▶ **WHAT THE TASK ASKS**
Here are some records; quote them exactly, leaving out the pictures.

▶ **Stored data entries**
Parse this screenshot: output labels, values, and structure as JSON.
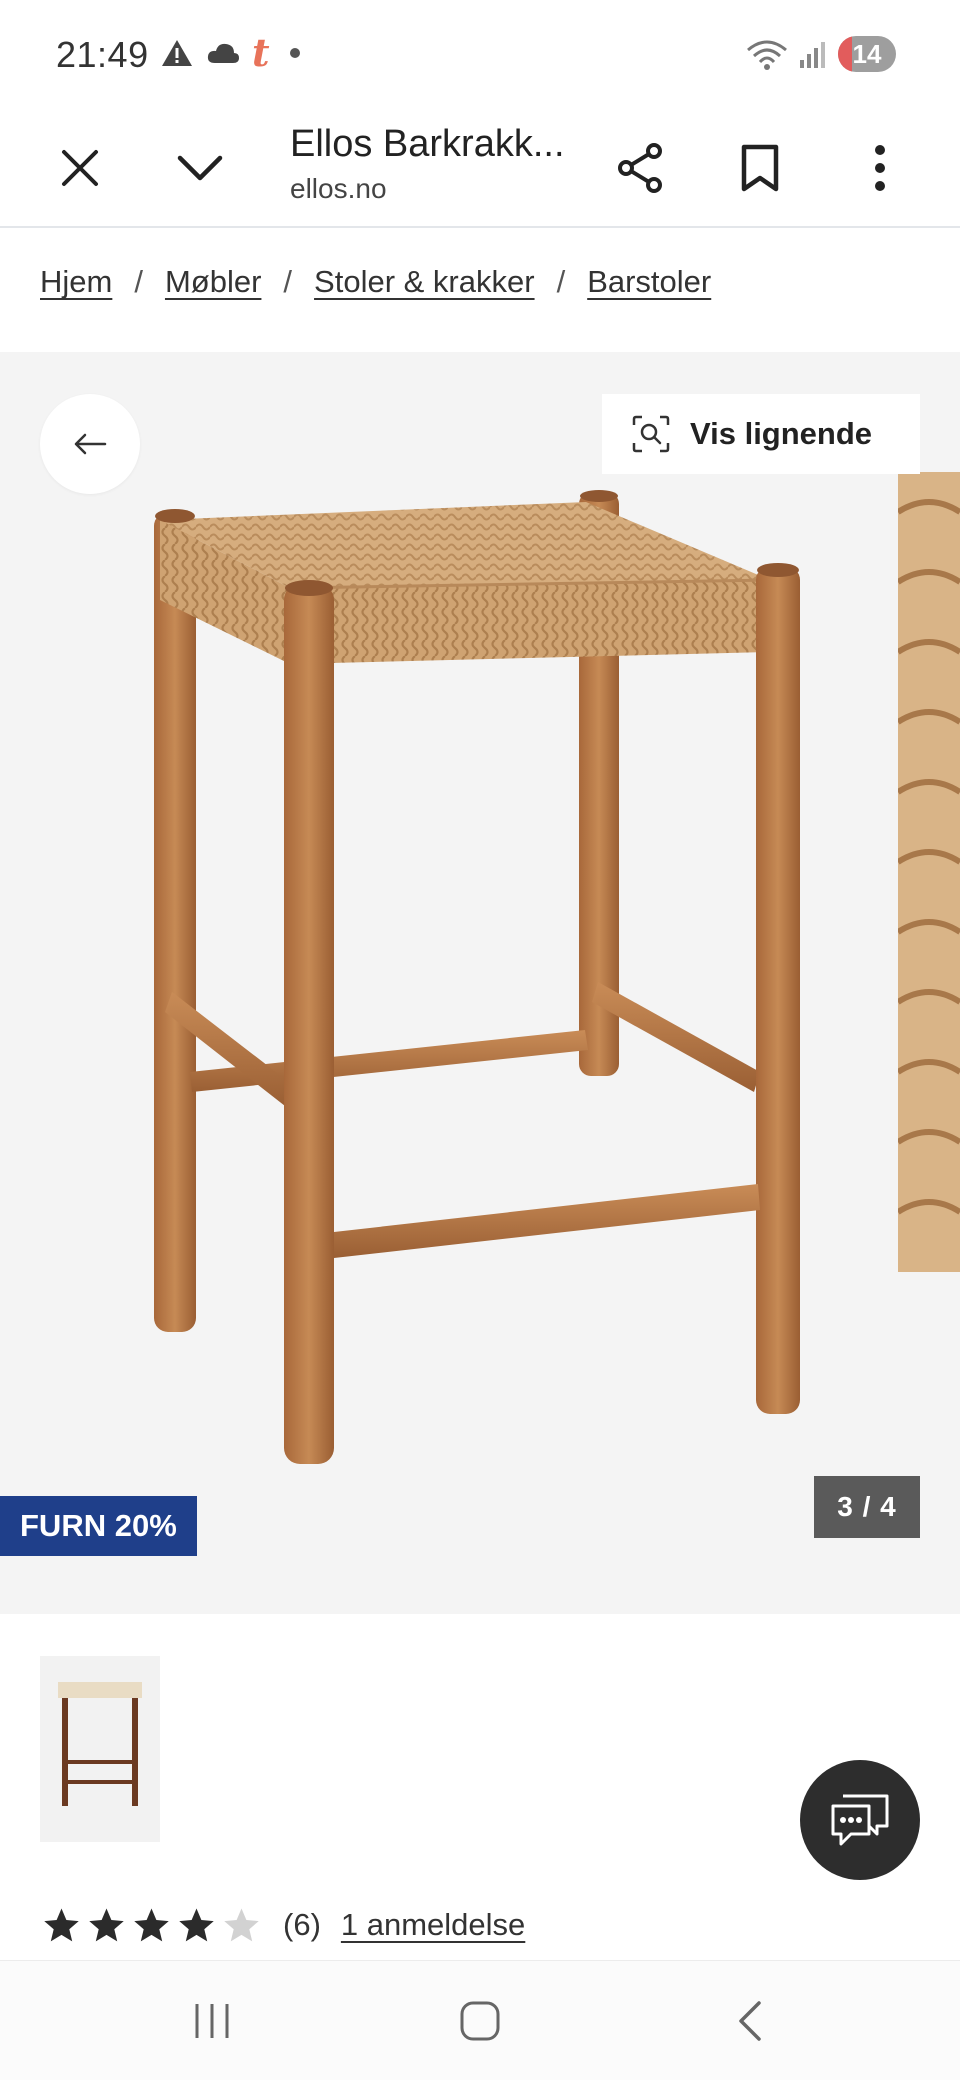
{
  "status_bar": {
    "time": "21:49",
    "battery": "14",
    "icons": [
      "warning-icon",
      "cloud-icon",
      "tumblr-icon",
      "dot-icon",
      "wifi-icon",
      "signal-icon",
      "battery-icon"
    ]
  },
  "browser": {
    "title": "Ellos Barkrakk...",
    "url": "ellos.no",
    "icons": [
      "close-icon",
      "chevron-down-icon",
      "share-icon",
      "bookmark-icon",
      "more-vert-icon"
    ]
  },
  "breadcrumb": {
    "items": [
      "Hjem",
      "Møbler",
      "Stoler & krakker",
      "Barstoler"
    ],
    "separator": "/"
  },
  "gallery": {
    "similar_label": "Vis lignende",
    "promo": "FURN 20%",
    "counter": "3 / 4",
    "colors": {
      "promo_bg": "#1f3f8a",
      "counter_bg": "#5a5a5a",
      "image_bg": "#f4f4f4"
    }
  },
  "rating": {
    "value": 4,
    "max": 5,
    "count": "(6)",
    "reviews_link": "1 anmeldelse"
  },
  "nav": {
    "icons": [
      "recents-icon",
      "home-icon",
      "back-icon"
    ]
  }
}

▶ **ANSWER**
Parse this screenshot: output labels, values, and structure as JSON.
{
  "status_bar": {
    "time": "21:49",
    "battery": "14",
    "icons": [
      "warning-icon",
      "cloud-icon",
      "tumblr-icon",
      "dot-icon",
      "wifi-icon",
      "signal-icon",
      "battery-icon"
    ]
  },
  "browser": {
    "title": "Ellos Barkrakk...",
    "url": "ellos.no",
    "icons": [
      "close-icon",
      "chevron-down-icon",
      "share-icon",
      "bookmark-icon",
      "more-vert-icon"
    ]
  },
  "breadcrumb": {
    "items": [
      "Hjem",
      "Møbler",
      "Stoler & krakker",
      "Barstoler"
    ],
    "separator": "/"
  },
  "gallery": {
    "similar_label": "Vis lignende",
    "promo": "FURN 20%",
    "counter": "3 / 4",
    "colors": {
      "promo_bg": "#1f3f8a",
      "counter_bg": "#5a5a5a",
      "image_bg": "#f4f4f4"
    }
  },
  "rating": {
    "value": 4,
    "max": 5,
    "count": "(6)",
    "reviews_link": "1 anmeldelse"
  },
  "nav": {
    "icons": [
      "recents-icon",
      "home-icon",
      "back-icon"
    ]
  }
}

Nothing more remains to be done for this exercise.